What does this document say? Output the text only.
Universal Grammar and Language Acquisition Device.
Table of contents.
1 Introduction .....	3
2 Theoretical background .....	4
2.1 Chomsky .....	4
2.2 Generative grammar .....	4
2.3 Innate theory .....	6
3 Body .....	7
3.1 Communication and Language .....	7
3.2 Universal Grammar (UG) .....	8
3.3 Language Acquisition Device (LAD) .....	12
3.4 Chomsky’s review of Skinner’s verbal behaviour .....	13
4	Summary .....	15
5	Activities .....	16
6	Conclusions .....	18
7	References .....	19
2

=-=-=

Every line above should be printed again exactly as it stands.

What does this document say? Output the text only.
Universal Grammar and Language Acquisition Device.
Table of contents.
1 Introduction .....	3
2 Theoretical background .....	4
2.1 Chomsky .....	4
2.2 Generative grammar .....	4
2.3 Innate theory .....	6
3 Body .....	7
3.1 Communication and Language .....	7
3.2 Universal Grammar (UG) .....	8
3.3 Language Acquisition Device (LAD) .....	12
3.4 Chomsky’s review of Skinner’s verbal behaviour .....	13
4	Summary .....	15
5	Activities .....	16
6	Conclusions .....	18
7	References .....	19
2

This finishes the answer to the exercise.